• [REQUEST A]: Please list the four fields of the pixel structure defined in the DCT project page.
• [REQUEST B]:
Answer these questions from the DCT project page, one line each:
(i) Which course is the project a final submission for?
(ii) What size are the macroblocks each thread works through?
(iii) In the 32x32 example with 2 threads, what area is assigned to Thread 2?
• [REQUEST C]: Summarize the DCT project page in two sentences.

— Start TEXT SHOWN —

TC-DCT

An analysis on the threaded C implementation of
the Discrete Cosine Transform (DCT)

[Discrete Cosine Transform] [Acknowledgements] [Issues]

Overview

This project is my submission for the final project in CSCI-551, Parallel Programming and Numerical Methods, as California State University, Chico.

It serves as an implementation of multithreading the Discrete Cosine Transform (DCT) algorithm; as well as an analysis into how well that implementation performed under rigerous testing and observation. This anaylsis is oriented towards the questions required by the assignment, and is by no means or method a full anaylsis into the algorithm or my implementation of it. However, it does cover basics such as how well it scales, it's performance with regards to Amdahl's law, etc.

This report has been uploaded with the permission of the professor when I had originally made it, if there are any issues please feel free to contact me.

Testing Process

Step-1: Obtaining Source Input

The first step is to obtain the source image by whatever means is desired (e.g. generation of a new image or reading in an old one). An image is defined as follows,

// Pixel structure definition
// --------------------------
//
// r : Value of intensity of 'red' of this pixel
// g : Value of intensity of 'green' of this pixel
// b : Value of intensity of 'blue' of this pixel
// i : Value of grayscale intensity of this pixel
//
typedef struct {
    valueType r, g, b;
    valueType i;
} pixel;


// Image structure definition
// --------------------------
//
// width  : Amount of pixels in the x-direction
// height : Amount of pixels in the y-direction
// m      : The matrix itself containing all pixels
//
typedef struct {
    int width;
    int height;
    int channels;
    pixel** m;
} image;

After getting that image, you may or may not need to 'pad' the bottom border of it to accomodate the amount of threads that you're using. This is because each thread processes it's portion of the image in 8 x 8 macroblocks, which helps with accuracy and percision. Once each of the settings are calculated or fed in, we now need to make 2 other images to hold both the DCT and IDCT image results.

Step-2: Threading Setup

Once you have your source image loaded in, the program then has to calculate how to split the work of iterating over the source image for the amount of threads it's using. This is because the threads all work on different horizontally sliced sections of the image in 8 x 8 macroblocks.

e.g. For a 32x32 size image using 2 threads

Thread 1 

Total Area Assigned: Rows 0-15, Columns 0-31
 
-> Macroblocks: image[  0-7][0-7], image[  0-7][8-15], image[  0-7][16-23], image[  0-7][24-31],
                image[ 8-15][0-7], image[ 8-15][8-15], image[ 8-15][16-23], image[ 8-15][24-31]



Thread 2

Total Area Assigned: Rows 16-31, Columns 0-31 

-> Macroblocks: image[16-23][0-7], image[16-23][8-15], image[16-23][16-23], image[16-23][23-31],
                image[24-31][0-7], image[24-31][8-15], image[24-31][16-23], image[24-31][24-31]

These macroblocks are used because the DCT algorithm involves calculating using a summation which, given that it uses things like cos() and M_PI, involves some level of innaccuracy. To minimize that issue, each thread utilizes the sum of each 8 x 8 area to calculate the DCT & IDCT values of each pixel lying inside that area rather than relying on the sum of the entire image.

— End TEXT SHOWN —
— Start EXTRACTED ENTRIES —

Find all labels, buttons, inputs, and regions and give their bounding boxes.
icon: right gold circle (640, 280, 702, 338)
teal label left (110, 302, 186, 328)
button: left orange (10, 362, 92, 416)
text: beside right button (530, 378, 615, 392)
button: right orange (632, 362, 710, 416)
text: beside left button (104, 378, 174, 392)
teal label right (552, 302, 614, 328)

— End EXTRACTED ENTRIES —

• [FINAL RESULT A]: r, g, b, i

• [FINAL RESULT B]:
(i) CSCI-551, Parallel Programming and Numerical Methods, at California State University, Chico
(ii) 8 x 8
(iii) Rows 16-31, Columns 0-31

• [FINAL RESULT C]: The project, a final submission for CSCI-551 at California State University, Chico, multithreads the Discrete Cosine Transform and analyzes how well that implementation performs, covering basics such as scaling and Amdahl's law. Testing starts by obtaining a source image, possibly padding its bottom border, and making two more images for the DCT and IDCT results; the work is then split so that each thread handles a horizontal section in 8 x 8 macroblocks, which reduces the inaccuracy of summations that use cos() and M_PI.